• _TASK GOAL_: Faithfully return all lines, omitting every embedded picture.

+++ MATERIAL PROVIDED +++

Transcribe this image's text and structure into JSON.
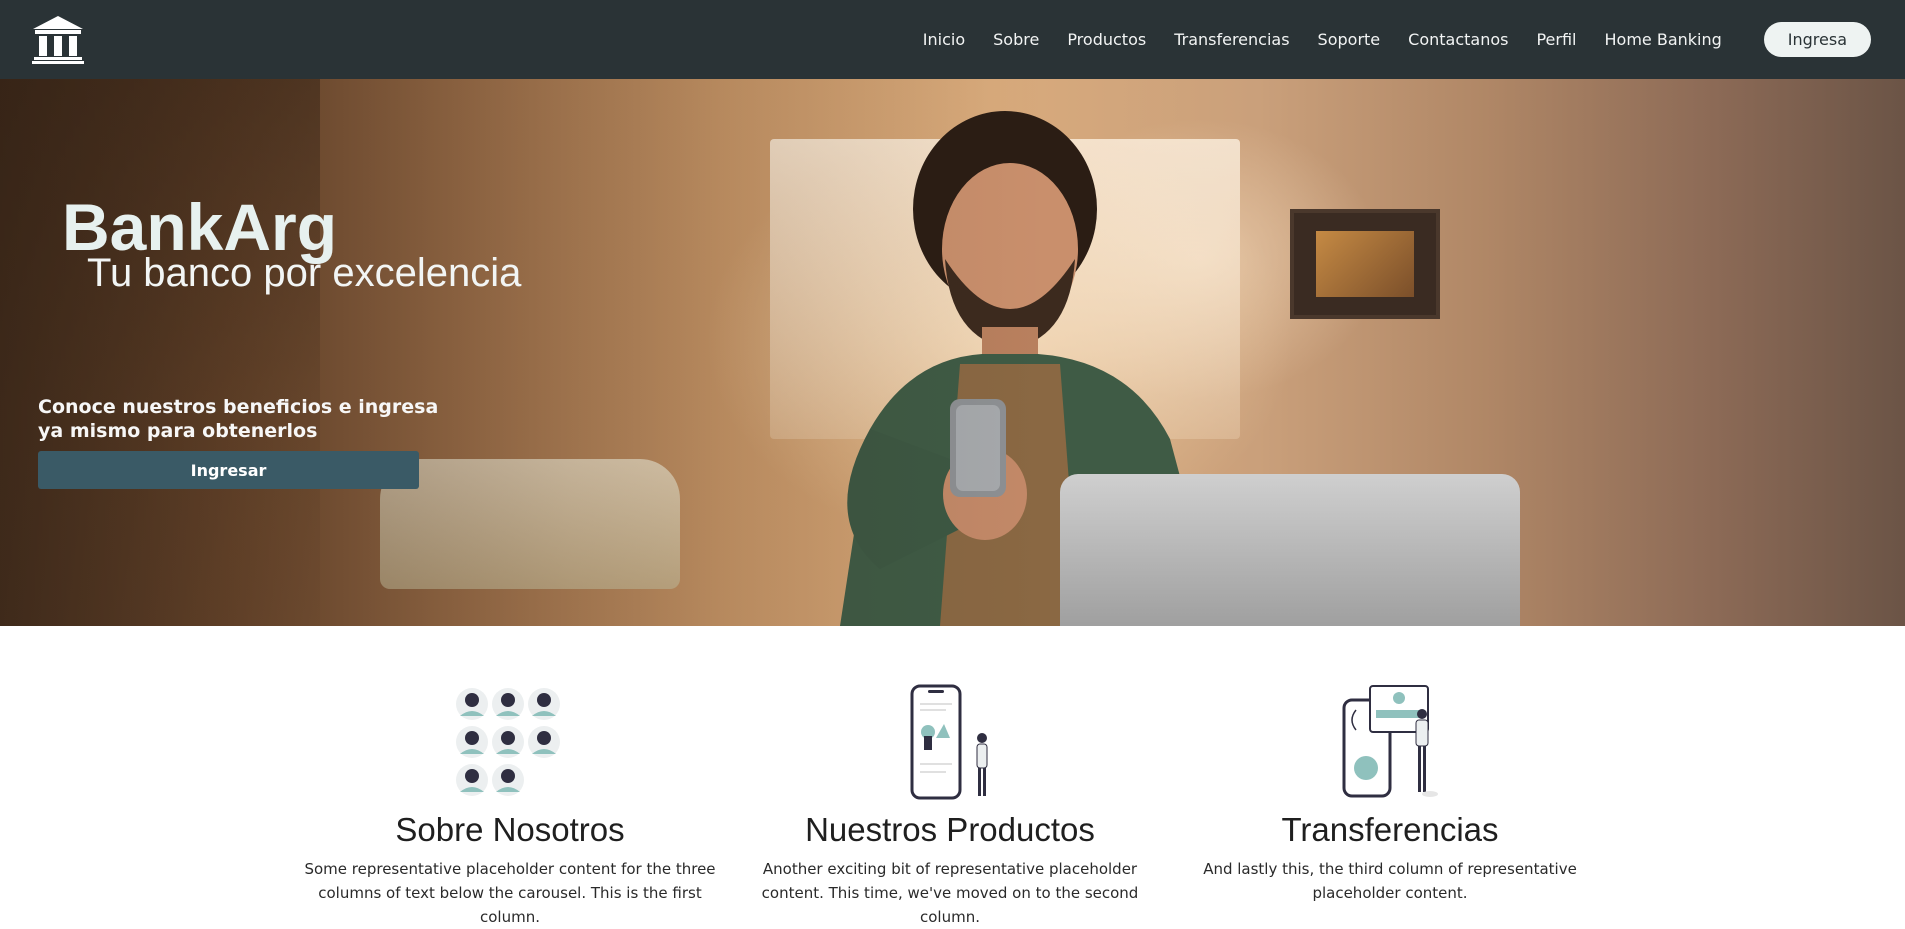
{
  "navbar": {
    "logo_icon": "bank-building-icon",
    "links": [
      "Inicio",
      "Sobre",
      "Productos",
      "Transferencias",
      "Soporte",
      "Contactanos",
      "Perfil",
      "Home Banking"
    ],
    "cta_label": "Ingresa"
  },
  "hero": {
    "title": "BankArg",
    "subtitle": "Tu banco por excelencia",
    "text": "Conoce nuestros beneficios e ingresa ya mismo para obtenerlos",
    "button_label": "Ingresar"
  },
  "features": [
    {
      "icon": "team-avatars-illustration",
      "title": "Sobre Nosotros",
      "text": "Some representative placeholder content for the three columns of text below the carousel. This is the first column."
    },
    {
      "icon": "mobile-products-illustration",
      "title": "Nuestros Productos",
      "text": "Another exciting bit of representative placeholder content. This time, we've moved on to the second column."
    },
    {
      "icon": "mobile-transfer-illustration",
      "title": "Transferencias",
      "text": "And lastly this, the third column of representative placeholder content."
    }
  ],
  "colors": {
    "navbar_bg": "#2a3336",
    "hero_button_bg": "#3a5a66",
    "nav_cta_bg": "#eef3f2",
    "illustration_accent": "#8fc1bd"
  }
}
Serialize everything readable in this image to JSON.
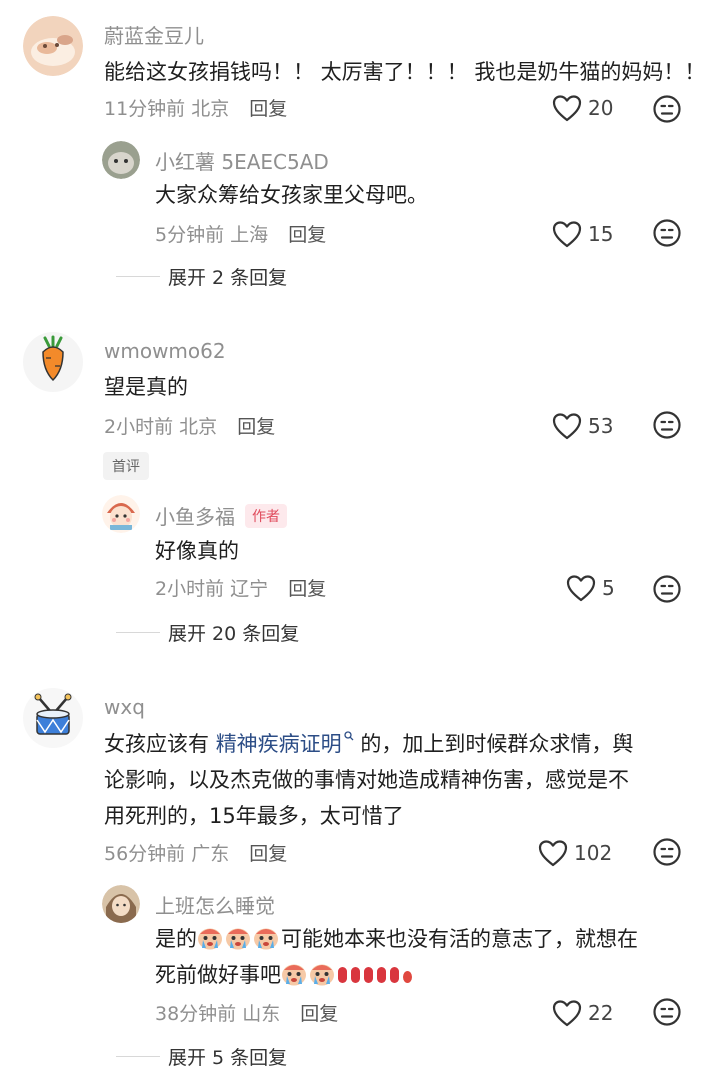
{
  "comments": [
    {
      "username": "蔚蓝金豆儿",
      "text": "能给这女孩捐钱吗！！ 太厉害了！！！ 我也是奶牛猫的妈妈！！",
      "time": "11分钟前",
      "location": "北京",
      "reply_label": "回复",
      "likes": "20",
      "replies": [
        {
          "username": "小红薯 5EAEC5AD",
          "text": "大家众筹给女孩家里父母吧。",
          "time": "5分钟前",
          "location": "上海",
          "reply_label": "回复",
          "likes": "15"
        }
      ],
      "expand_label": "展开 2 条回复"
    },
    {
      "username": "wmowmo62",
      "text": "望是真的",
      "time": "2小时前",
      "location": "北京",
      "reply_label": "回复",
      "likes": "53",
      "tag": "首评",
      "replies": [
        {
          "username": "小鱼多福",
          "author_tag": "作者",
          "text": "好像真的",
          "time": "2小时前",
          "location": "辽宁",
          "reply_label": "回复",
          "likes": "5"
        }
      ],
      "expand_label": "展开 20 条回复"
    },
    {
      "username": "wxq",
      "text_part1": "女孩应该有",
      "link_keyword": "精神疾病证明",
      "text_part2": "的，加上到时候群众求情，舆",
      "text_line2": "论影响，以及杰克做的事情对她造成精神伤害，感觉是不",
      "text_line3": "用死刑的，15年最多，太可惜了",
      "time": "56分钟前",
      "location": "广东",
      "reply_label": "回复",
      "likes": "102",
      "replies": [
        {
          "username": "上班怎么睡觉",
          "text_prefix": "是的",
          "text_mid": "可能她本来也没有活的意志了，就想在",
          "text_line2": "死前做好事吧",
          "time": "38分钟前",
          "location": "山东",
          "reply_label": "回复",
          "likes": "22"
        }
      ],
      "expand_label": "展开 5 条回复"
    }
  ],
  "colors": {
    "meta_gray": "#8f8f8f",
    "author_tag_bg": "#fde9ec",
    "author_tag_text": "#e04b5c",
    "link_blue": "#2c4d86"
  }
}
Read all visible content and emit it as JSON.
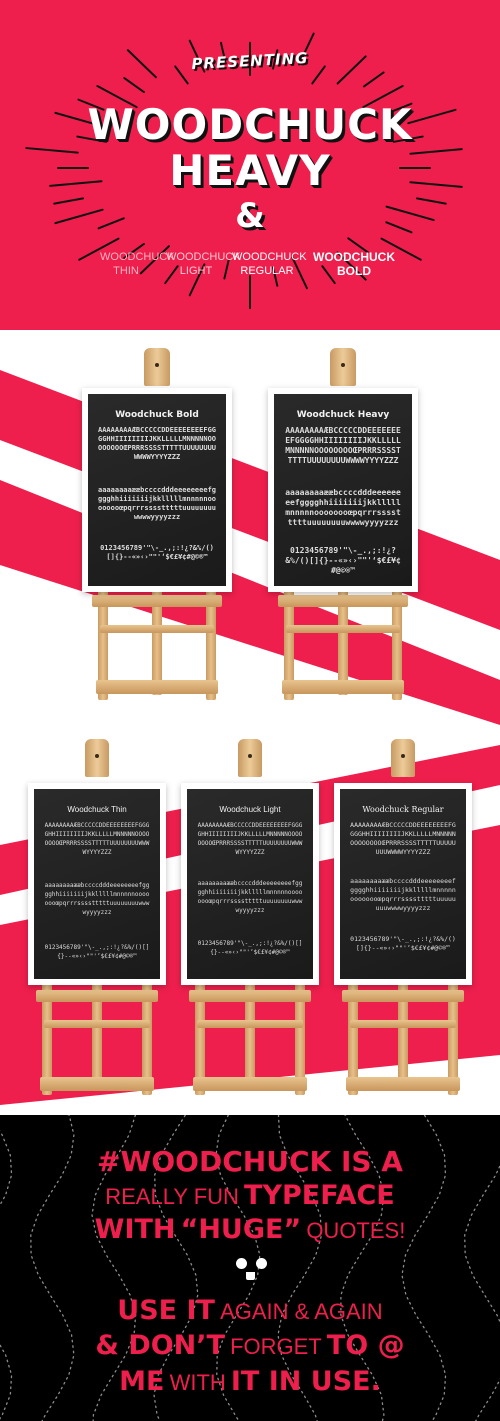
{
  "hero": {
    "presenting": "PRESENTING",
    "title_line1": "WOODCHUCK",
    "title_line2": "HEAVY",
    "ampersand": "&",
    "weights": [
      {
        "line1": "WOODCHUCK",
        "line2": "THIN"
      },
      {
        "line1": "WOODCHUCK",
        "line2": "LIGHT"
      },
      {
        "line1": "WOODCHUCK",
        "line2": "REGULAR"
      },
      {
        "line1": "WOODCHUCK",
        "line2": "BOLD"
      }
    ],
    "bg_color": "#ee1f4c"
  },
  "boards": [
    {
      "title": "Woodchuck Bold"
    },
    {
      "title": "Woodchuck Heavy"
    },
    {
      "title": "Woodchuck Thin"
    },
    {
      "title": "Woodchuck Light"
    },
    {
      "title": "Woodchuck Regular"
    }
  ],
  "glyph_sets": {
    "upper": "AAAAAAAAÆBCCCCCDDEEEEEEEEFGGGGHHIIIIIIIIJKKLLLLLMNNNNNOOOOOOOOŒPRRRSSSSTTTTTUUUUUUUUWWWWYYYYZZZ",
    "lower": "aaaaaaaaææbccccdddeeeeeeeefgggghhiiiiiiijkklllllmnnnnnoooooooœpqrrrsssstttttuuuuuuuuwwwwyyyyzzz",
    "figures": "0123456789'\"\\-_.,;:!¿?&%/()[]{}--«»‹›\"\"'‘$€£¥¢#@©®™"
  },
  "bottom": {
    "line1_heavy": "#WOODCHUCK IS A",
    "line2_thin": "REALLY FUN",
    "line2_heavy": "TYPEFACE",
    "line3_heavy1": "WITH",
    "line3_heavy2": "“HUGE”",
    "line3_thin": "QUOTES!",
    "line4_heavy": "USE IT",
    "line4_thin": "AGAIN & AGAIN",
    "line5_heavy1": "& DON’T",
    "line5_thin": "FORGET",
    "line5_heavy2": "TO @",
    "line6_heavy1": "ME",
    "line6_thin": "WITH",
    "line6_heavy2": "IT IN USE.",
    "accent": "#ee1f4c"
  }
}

+++

• _EXERCISE OUTPUT_:
Transcribe this image's text and structure into JSON.
{
  "navbar": {
    "logo_icon": "bank-building-icon",
    "links": [
      "Inicio",
      "Sobre",
      "Productos",
      "Transferencias",
      "Soporte",
      "Contactanos",
      "Perfil",
      "Home Banking"
    ],
    "cta_label": "Ingresa"
  },
  "hero": {
    "title": "BankArg",
    "subtitle": "Tu banco por excelencia",
    "text": "Conoce nuestros beneficios e ingresa ya mismo para obtenerlos",
    "button_label": "Ingresar"
  },
  "features": [
    {
      "icon": "team-avatars-illustration",
      "title": "Sobre Nosotros",
      "text": "Some representative placeholder content for the three columns of text below the carousel. This is the first column."
    },
    {
      "icon": "mobile-products-illustration",
      "title": "Nuestros Productos",
      "text": "Another exciting bit of representative placeholder content. This time, we've moved on to the second column."
    },
    {
      "icon": "mobile-transfer-illustration",
      "title": "Transferencias",
      "text": "And lastly this, the third column of representative placeholder content."
    }
  ],
  "colors": {
    "navbar_bg": "#2a3336",
    "hero_button_bg": "#3a5a66",
    "nav_cta_bg": "#eef3f2",
    "illustration_accent": "#8fc1bd"
  }
}
Serialize everything readable in this image to JSON.
{
  "comments": [
    {
      "username": "蔚蓝金豆儿",
      "text": "能给这女孩捐钱吗！！ 太厉害了！！！ 我也是奶牛猫的妈妈！！",
      "time": "11分钟前",
      "location": "北京",
      "reply_label": "回复",
      "likes": "20",
      "replies": [
        {
          "username": "小红薯 5EAEC5AD",
          "text": "大家众筹给女孩家里父母吧。",
          "time": "5分钟前",
          "location": "上海",
          "reply_label": "回复",
          "likes": "15"
        }
      ],
      "expand_label": "展开 2 条回复"
    },
    {
      "username": "wmowmo62",
      "text": "望是真的",
      "time": "2小时前",
      "location": "北京",
      "reply_label": "回复",
      "likes": "53",
      "tag": "首评",
      "replies": [
        {
          "username": "小鱼多福",
          "author_tag": "作者",
          "text": "好像真的",
          "time": "2小时前",
          "location": "辽宁",
          "reply_label": "回复",
          "likes": "5"
        }
      ],
      "expand_label": "展开 20 条回复"
    },
    {
      "username": "wxq",
      "text_part1": "女孩应该有",
      "link_keyword": "精神疾病证明",
      "text_part2": "的，加上到时候群众求情，舆",
      "text_line2": "论影响，以及杰克做的事情对她造成精神伤害，感觉是不",
      "text_line3": "用死刑的，15年最多，太可惜了",
      "time": "56分钟前",
      "location": "广东",
      "reply_label": "回复",
      "likes": "102",
      "replies": [
        {
          "username": "上班怎么睡觉",
          "text_prefix": "是的",
          "text_mid": "可能她本来也没有活的意志了，就想在",
          "text_line2": "死前做好事吧",
          "time": "38分钟前",
          "location": "山东",
          "reply_label": "回复",
          "likes": "22"
        }
      ],
      "expand_label": "展开 5 条回复"
    }
  ],
  "colors": {
    "meta_gray": "#8f8f8f",
    "author_tag_bg": "#fde9ec",
    "author_tag_text": "#e04b5c",
    "link_blue": "#2c4d86"
  }
}
Read all visible content and emit it as JSON.
{
  "hero": {
    "presenting": "PRESENTING",
    "title_line1": "WOODCHUCK",
    "title_line2": "HEAVY",
    "ampersand": "&",
    "weights": [
      {
        "line1": "WOODCHUCK",
        "line2": "THIN"
      },
      {
        "line1": "WOODCHUCK",
        "line2": "LIGHT"
      },
      {
        "line1": "WOODCHUCK",
        "line2": "REGULAR"
      },
      {
        "line1": "WOODCHUCK",
        "line2": "BOLD"
      }
    ],
    "bg_color": "#ee1f4c"
  },
  "boards": [
    {
      "title": "Woodchuck Bold"
    },
    {
      "title": "Woodchuck Heavy"
    },
    {
      "title": "Woodchuck Thin"
    },
    {
      "title": "Woodchuck Light"
    },
    {
      "title": "Woodchuck Regular"
    }
  ],
  "glyph_sets": {
    "upper": "AAAAAAAAÆBCCCCCDDEEEEEEEEFGGGGHHIIIIIIIIJKKLLLLLMNNNNNOOOOOOOOŒPRRRSSSSTTTTTUUUUUUUUWWWWYYYYZZZ",
    "lower": "aaaaaaaaææbccccdddeeeeeeeefgggghhiiiiiiijkklllllmnnnnnoooooooœpqrrrsssstttttuuuuuuuuwwwwyyyyzzz",
    "figures": "0123456789'\"\\-_.,;:!¿?&%/()[]{}--«»‹›\"\"'‘$€£¥¢#@©®™"
  },
  "bottom": {
    "line1_heavy": "#WOODCHUCK IS A",
    "line2_thin": "REALLY FUN",
    "line2_heavy": "TYPEFACE",
    "line3_heavy1": "WITH",
    "line3_heavy2": "“HUGE”",
    "line3_thin": "QUOTES!",
    "line4_heavy": "USE IT",
    "line4_thin": "AGAIN & AGAIN",
    "line5_heavy1": "& DON’T",
    "line5_thin": "FORGET",
    "line5_heavy2": "TO @",
    "line6_heavy1": "ME",
    "line6_thin": "WITH",
    "line6_heavy2": "IT IN USE.",
    "accent": "#ee1f4c"
  }
}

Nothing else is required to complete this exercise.